--- begin ---
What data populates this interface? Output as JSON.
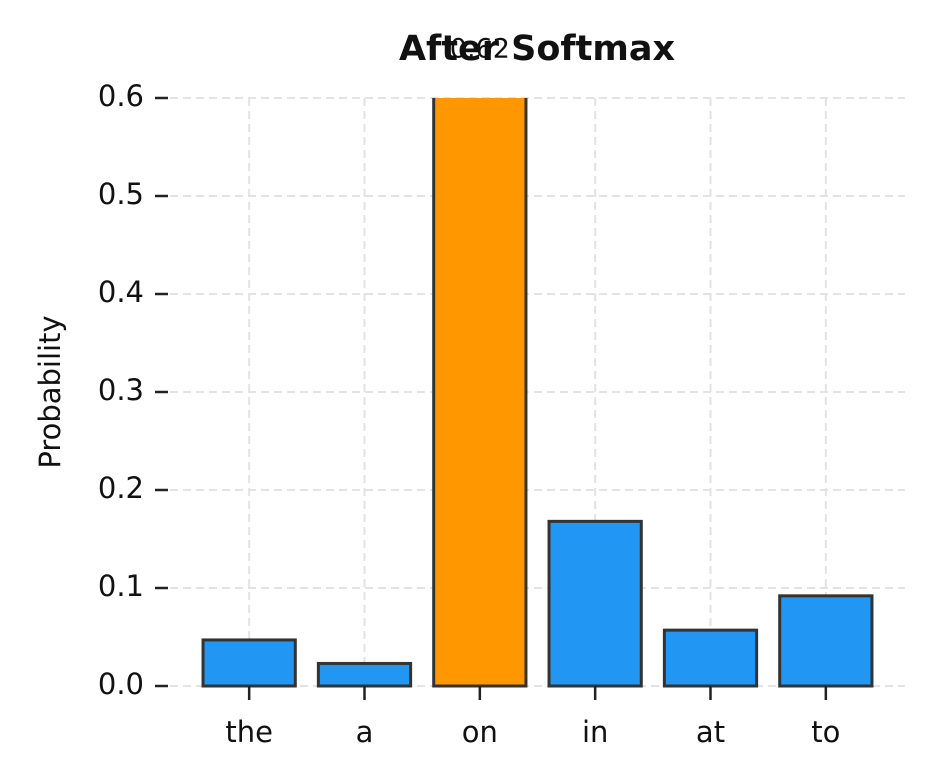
{
  "chart_data": {
    "type": "bar",
    "title": "After Softmax",
    "ylabel": "Probability",
    "categories": [
      "the",
      "a",
      "on",
      "in",
      "at",
      "to"
    ],
    "values": [
      0.047,
      0.023,
      0.62,
      0.168,
      0.057,
      0.092
    ],
    "value_labels": [
      null,
      null,
      "0.62",
      null,
      null,
      null
    ],
    "colors": [
      "#2196f3",
      "#2196f3",
      "#ff9800",
      "#2196f3",
      "#2196f3",
      "#2196f3"
    ],
    "edgecolor": "#333333",
    "ylim": [
      0,
      0.6
    ],
    "yticks": [
      {
        "value": 0,
        "label": "0.0"
      },
      0.1,
      0.2,
      0.3,
      0.4,
      0.5,
      0.6
    ],
    "grid": true
  }
}
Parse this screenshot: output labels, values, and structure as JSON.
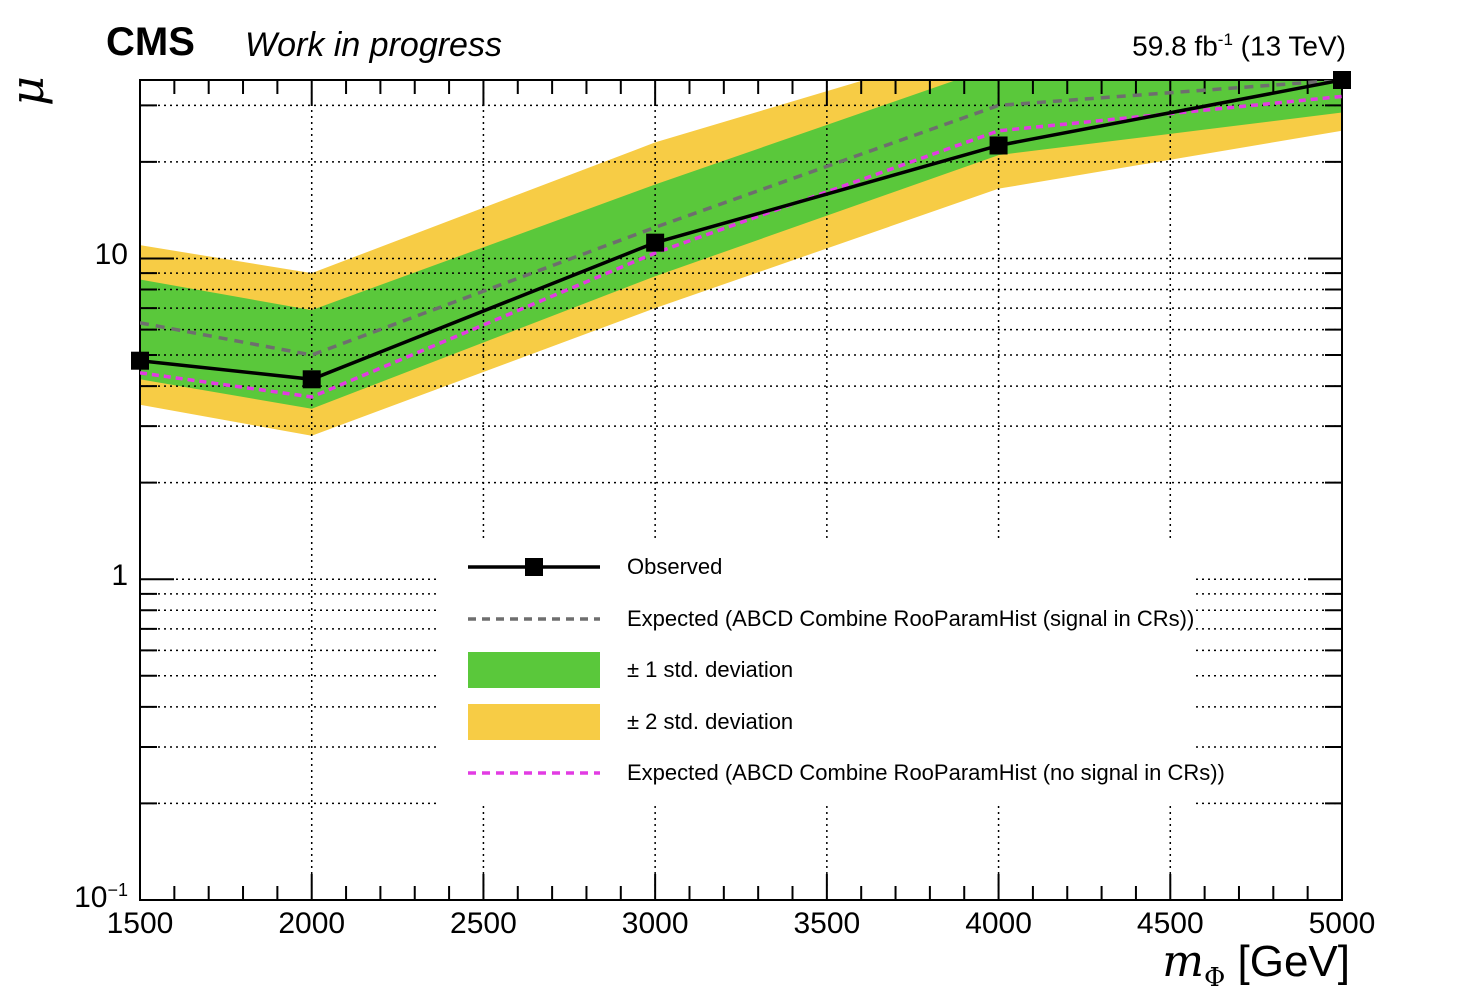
{
  "header": {
    "experiment": "CMS",
    "status": "Work in progress",
    "lumi_value": "59.8 fb",
    "lumi_exp": "-1",
    "energy": " (13 TeV)"
  },
  "colors": {
    "band_1sigma": "#5ac83b",
    "band_2sigma": "#f7cc45",
    "observed": "#000000",
    "expected_signal_in_crs": "#6e6e6e",
    "expected_no_signal_in_crs": "#e23be3"
  },
  "chart_data": {
    "type": "line",
    "x_scale": "linear",
    "y_scale": "log",
    "xlim": [
      1500,
      5000
    ],
    "ylim": [
      0.1,
      36
    ],
    "grid": true,
    "legend_position": "lower-center",
    "xlabel": {
      "symbol": "m",
      "sub": "Φ",
      "unit": "[GeV]"
    },
    "ylabel": "μ",
    "x_ticks": [
      {
        "value": 1500,
        "label": "1500"
      },
      {
        "value": 2000,
        "label": "2000"
      },
      {
        "value": 2500,
        "label": "2500"
      },
      {
        "value": 3000,
        "label": "3000"
      },
      {
        "value": 3500,
        "label": "3500"
      },
      {
        "value": 4000,
        "label": "4000"
      },
      {
        "value": 4500,
        "label": "4500"
      },
      {
        "value": 5000,
        "label": "5000"
      }
    ],
    "y_ticks": [
      {
        "value": 10,
        "label": "10",
        "exp": ""
      },
      {
        "value": 1,
        "label": "1",
        "exp": ""
      },
      {
        "value": 0.1,
        "label": "10",
        "exp": "−1"
      }
    ],
    "x": [
      1500,
      2000,
      3000,
      4000,
      5000
    ],
    "series": [
      {
        "name": "Observed",
        "style": "line-marker",
        "values": [
          4.8,
          4.2,
          11.2,
          22.5,
          36.0
        ]
      },
      {
        "name": "Expected (ABCD Combine RooParamHist (signal in CRs))",
        "style": "dashed",
        "values": [
          6.3,
          5.0,
          12.5,
          30.0,
          36.0
        ]
      },
      {
        "name": "Expected (ABCD Combine RooParamHist (no signal in CRs))",
        "style": "dashed",
        "values": [
          4.4,
          3.7,
          10.4,
          25.0,
          32.0
        ]
      }
    ],
    "bands": [
      {
        "name": "± 2 std. deviation",
        "low": [
          3.5,
          2.8,
          7.0,
          16.5,
          25.0
        ],
        "high": [
          11.0,
          9.0,
          23.0,
          48.0,
          48.0
        ]
      },
      {
        "name": "± 1 std. deviation",
        "low": [
          4.2,
          3.4,
          8.8,
          21.0,
          28.5
        ],
        "high": [
          8.6,
          6.9,
          17.0,
          40.0,
          44.0
        ]
      }
    ],
    "legend": [
      {
        "label": "Observed",
        "kind": "line-marker",
        "color": "#000000"
      },
      {
        "label": "Expected (ABCD Combine RooParamHist (signal in CRs))",
        "kind": "dashed",
        "color": "#6e6e6e"
      },
      {
        "label": "± 1 std. deviation",
        "kind": "box",
        "color": "#5ac83b"
      },
      {
        "label": "± 2 std. deviation",
        "kind": "box",
        "color": "#f7cc45"
      },
      {
        "label": "Expected (ABCD Combine RooParamHist (no signal in CRs))",
        "kind": "dashed",
        "color": "#e23be3"
      }
    ]
  }
}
--- end ---
Required task: Repeat the data exactly, dropping every picture it holds.

Written solution:
What data populates this interface? Output as JSON.
{
  "chart_data": {
    "type": "bar",
    "title": "After Softmax",
    "ylabel": "Probability",
    "categories": [
      "the",
      "a",
      "on",
      "in",
      "at",
      "to"
    ],
    "values": [
      0.047,
      0.023,
      0.62,
      0.168,
      0.057,
      0.092
    ],
    "value_labels": [
      null,
      null,
      "0.62",
      null,
      null,
      null
    ],
    "colors": [
      "#2196f3",
      "#2196f3",
      "#ff9800",
      "#2196f3",
      "#2196f3",
      "#2196f3"
    ],
    "edgecolor": "#333333",
    "ylim": [
      0,
      0.6
    ],
    "yticks": [
      {
        "value": 0,
        "label": "0.0"
      },
      0.1,
      0.2,
      0.3,
      0.4,
      0.5,
      0.6
    ],
    "grid": true
  }
}
Parse this screenshot: output labels, values, and structure as JSON.
{
  "header": {
    "experiment": "CMS",
    "status": "Work in progress",
    "lumi_value": "59.8 fb",
    "lumi_exp": "-1",
    "energy": " (13 TeV)"
  },
  "colors": {
    "band_1sigma": "#5ac83b",
    "band_2sigma": "#f7cc45",
    "observed": "#000000",
    "expected_signal_in_crs": "#6e6e6e",
    "expected_no_signal_in_crs": "#e23be3"
  },
  "chart_data": {
    "type": "line",
    "x_scale": "linear",
    "y_scale": "log",
    "xlim": [
      1500,
      5000
    ],
    "ylim": [
      0.1,
      36
    ],
    "grid": true,
    "legend_position": "lower-center",
    "xlabel": {
      "symbol": "m",
      "sub": "Φ",
      "unit": "[GeV]"
    },
    "ylabel": "μ",
    "x_ticks": [
      {
        "value": 1500,
        "label": "1500"
      },
      {
        "value": 2000,
        "label": "2000"
      },
      {
        "value": 2500,
        "label": "2500"
      },
      {
        "value": 3000,
        "label": "3000"
      },
      {
        "value": 3500,
        "label": "3500"
      },
      {
        "value": 4000,
        "label": "4000"
      },
      {
        "value": 4500,
        "label": "4500"
      },
      {
        "value": 5000,
        "label": "5000"
      }
    ],
    "y_ticks": [
      {
        "value": 10,
        "label": "10",
        "exp": ""
      },
      {
        "value": 1,
        "label": "1",
        "exp": ""
      },
      {
        "value": 0.1,
        "label": "10",
        "exp": "−1"
      }
    ],
    "x": [
      1500,
      2000,
      3000,
      4000,
      5000
    ],
    "series": [
      {
        "name": "Observed",
        "style": "line-marker",
        "values": [
          4.8,
          4.2,
          11.2,
          22.5,
          36.0
        ]
      },
      {
        "name": "Expected (ABCD Combine RooParamHist (signal in CRs))",
        "style": "dashed",
        "values": [
          6.3,
          5.0,
          12.5,
          30.0,
          36.0
        ]
      },
      {
        "name": "Expected (ABCD Combine RooParamHist (no signal in CRs))",
        "style": "dashed",
        "values": [
          4.4,
          3.7,
          10.4,
          25.0,
          32.0
        ]
      }
    ],
    "bands": [
      {
        "name": "± 2 std. deviation",
        "low": [
          3.5,
          2.8,
          7.0,
          16.5,
          25.0
        ],
        "high": [
          11.0,
          9.0,
          23.0,
          48.0,
          48.0
        ]
      },
      {
        "name": "± 1 std. deviation",
        "low": [
          4.2,
          3.4,
          8.8,
          21.0,
          28.5
        ],
        "high": [
          8.6,
          6.9,
          17.0,
          40.0,
          44.0
        ]
      }
    ],
    "legend": [
      {
        "label": "Observed",
        "kind": "line-marker",
        "color": "#000000"
      },
      {
        "label": "Expected (ABCD Combine RooParamHist (signal in CRs))",
        "kind": "dashed",
        "color": "#6e6e6e"
      },
      {
        "label": "± 1 std. deviation",
        "kind": "box",
        "color": "#5ac83b"
      },
      {
        "label": "± 2 std. deviation",
        "kind": "box",
        "color": "#f7cc45"
      },
      {
        "label": "Expected (ABCD Combine RooParamHist (no signal in CRs))",
        "kind": "dashed",
        "color": "#e23be3"
      }
    ]
  }
}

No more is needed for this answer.